> [SOURCE EXTRACT]
──────

# Torrenting on the Thunderbolt



## th33ch0 (Sep 22, 2011)

Has anyone successfully been able to torrent over the 3g/4g network on the thunder? With these speeds of 4g I would like to get this working.

_Update....I forgot to change the network mode off WiFi only... trying it again now.


----------



## killalude (Aug 16, 2011)

I've used ttorrent and it has worked fine on 3g


----------



## rafb86 (Jul 2, 2011)

This is why we can't have nice things... Lol


----------



## th33ch0 (Sep 22, 2011)

Thanks for pointing that out Rafb86 true story...it is working now. I just flashed the new ROM and forgot I never set it back to the Any Connection Available.


----------



## yarly (Jun 22, 2011)

rafb86 said:


> This is why we can't have nice things... Lol


Torrent does not imply illegal. Fix your logic.

A → B ≠ B → A

rtorrent found in linux optware (or compiled from the source) works just fine on the phone. However, if you're not inclined to use the command line, it's not for you.


----------



## jdkoreclipse (Jun 16, 2011)

"yarly said:


> Torrent does not imply illegal. Fix your logic.
> 
> A → B ≠ B → A


Torrents aren't illegal, the stuff inside the torrent can be illegal (read: pirated software)


----------



## yarly (Jun 22, 2011)

──────

> [WHAT IS ASKED]
[1] Please copy the forum thread on torrenting word for word, from "rtorrent found in" up to and including "(Jun 16, 2011)".
[2] Quote the records from the line with "Mobile UI element" up to and including the line with "button[interactable]: Öppna chatten".

──────

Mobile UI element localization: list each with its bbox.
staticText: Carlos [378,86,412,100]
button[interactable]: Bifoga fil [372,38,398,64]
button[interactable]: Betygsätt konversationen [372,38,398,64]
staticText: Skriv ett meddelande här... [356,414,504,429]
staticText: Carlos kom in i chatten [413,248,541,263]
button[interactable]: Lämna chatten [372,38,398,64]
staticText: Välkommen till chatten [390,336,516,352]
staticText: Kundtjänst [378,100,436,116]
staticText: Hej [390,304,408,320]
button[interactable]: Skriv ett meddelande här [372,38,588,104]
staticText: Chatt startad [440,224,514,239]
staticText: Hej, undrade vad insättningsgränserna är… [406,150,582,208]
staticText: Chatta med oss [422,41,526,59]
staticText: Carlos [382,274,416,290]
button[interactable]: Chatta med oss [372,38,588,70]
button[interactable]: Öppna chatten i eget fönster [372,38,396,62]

──────

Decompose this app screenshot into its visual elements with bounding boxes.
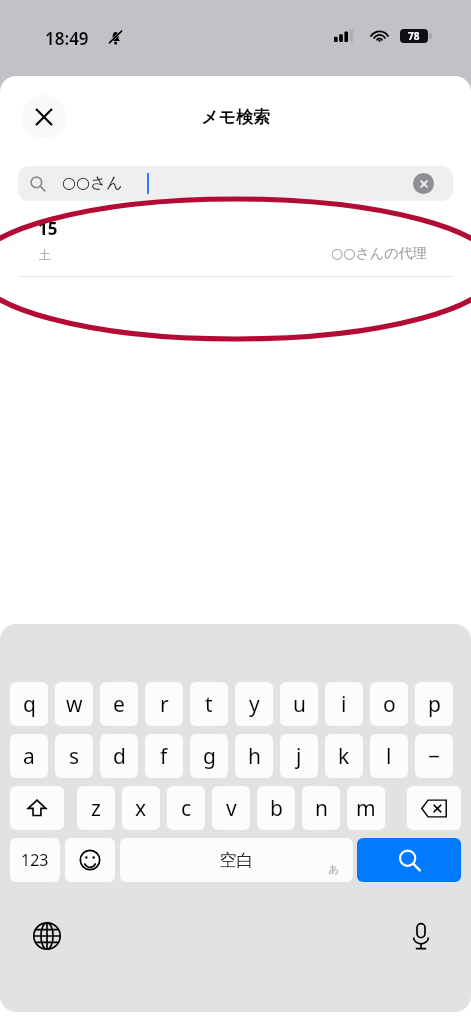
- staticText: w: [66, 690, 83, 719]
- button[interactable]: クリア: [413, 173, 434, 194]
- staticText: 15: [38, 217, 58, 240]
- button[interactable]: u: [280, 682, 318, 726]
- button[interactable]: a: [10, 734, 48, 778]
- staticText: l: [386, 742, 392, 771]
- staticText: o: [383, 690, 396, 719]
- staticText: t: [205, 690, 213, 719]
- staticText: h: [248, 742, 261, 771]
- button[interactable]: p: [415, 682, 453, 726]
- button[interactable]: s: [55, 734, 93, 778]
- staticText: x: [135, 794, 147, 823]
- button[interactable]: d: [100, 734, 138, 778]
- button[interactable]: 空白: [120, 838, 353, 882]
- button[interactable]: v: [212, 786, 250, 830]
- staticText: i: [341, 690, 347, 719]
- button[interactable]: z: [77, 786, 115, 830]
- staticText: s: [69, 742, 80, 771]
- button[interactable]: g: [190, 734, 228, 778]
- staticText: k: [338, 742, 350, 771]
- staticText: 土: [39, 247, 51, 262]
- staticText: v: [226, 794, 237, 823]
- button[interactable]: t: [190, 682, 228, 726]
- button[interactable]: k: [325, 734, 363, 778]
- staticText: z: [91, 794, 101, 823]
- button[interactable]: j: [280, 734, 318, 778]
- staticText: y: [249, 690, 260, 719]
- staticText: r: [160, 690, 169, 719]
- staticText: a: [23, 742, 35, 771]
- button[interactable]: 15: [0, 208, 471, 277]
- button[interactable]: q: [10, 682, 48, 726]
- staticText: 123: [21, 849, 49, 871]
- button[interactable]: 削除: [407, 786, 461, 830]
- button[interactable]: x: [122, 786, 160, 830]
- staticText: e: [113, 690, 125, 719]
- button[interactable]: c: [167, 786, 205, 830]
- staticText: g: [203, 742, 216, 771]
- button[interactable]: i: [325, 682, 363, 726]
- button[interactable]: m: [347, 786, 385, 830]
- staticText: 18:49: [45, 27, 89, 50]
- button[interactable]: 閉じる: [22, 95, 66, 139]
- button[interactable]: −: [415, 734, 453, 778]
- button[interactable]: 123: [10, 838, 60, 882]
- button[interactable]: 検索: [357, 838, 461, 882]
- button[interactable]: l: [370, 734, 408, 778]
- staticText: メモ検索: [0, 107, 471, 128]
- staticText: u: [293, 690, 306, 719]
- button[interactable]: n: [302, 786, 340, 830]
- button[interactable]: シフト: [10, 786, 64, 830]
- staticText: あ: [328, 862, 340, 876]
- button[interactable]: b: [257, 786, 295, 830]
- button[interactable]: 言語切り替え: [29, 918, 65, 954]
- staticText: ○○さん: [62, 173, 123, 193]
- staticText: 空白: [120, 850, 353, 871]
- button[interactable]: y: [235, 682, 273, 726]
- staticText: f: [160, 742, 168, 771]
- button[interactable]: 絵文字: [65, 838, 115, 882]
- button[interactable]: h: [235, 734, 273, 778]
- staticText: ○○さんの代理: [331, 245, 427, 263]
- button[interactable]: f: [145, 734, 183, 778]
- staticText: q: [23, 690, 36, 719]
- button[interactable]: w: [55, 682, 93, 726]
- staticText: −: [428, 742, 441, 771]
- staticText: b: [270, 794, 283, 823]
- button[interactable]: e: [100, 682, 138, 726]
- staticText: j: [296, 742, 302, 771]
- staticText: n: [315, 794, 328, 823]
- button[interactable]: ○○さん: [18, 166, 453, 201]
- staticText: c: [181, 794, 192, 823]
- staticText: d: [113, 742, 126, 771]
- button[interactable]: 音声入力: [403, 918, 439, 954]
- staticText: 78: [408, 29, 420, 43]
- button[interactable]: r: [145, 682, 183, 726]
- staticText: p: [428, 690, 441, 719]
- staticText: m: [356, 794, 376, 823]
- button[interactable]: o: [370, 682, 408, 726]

──────

> [PROBLEM SOLUTIONS]
[1]
rtorrent found in linux optware (or compiled from the source) works just fine on the phone. However, if you're not inclined to use the command line, it's not for you.


----------



## jdkoreclipse (Jun 16, 2011)

[2]
Mobile UI element localization: list each with its bbox.
staticText: Carlos [378,86,412,100]
button[interactable]: Bifoga fil [372,38,398,64]
button[interactable]: Betygsätt konversationen [372,38,398,64]
staticText: Skriv ett meddelande här... [356,414,504,429]
staticText: Carlos kom in i chatten [413,248,541,263]
button[interactable]: Lämna chatten [372,38,398,64]
staticText: Välkommen till chatten [390,336,516,352]
staticText: Kundtjänst [378,100,436,116]
staticText: Hej [390,304,408,320]
button[interactable]: Skriv ett meddelande här [372,38,588,104]
staticText: Chatt startad [440,224,514,239]
staticText: Hej, undrade vad insättningsgränserna är… [406,150,582,208]
staticText: Chatta med oss [422,41,526,59]
staticText: Carlos [382,274,416,290]
button[interactable]: Chatta med oss [372,38,588,70]
button[interactable]: Öppna chatten i eget fönster [372,38,396,62]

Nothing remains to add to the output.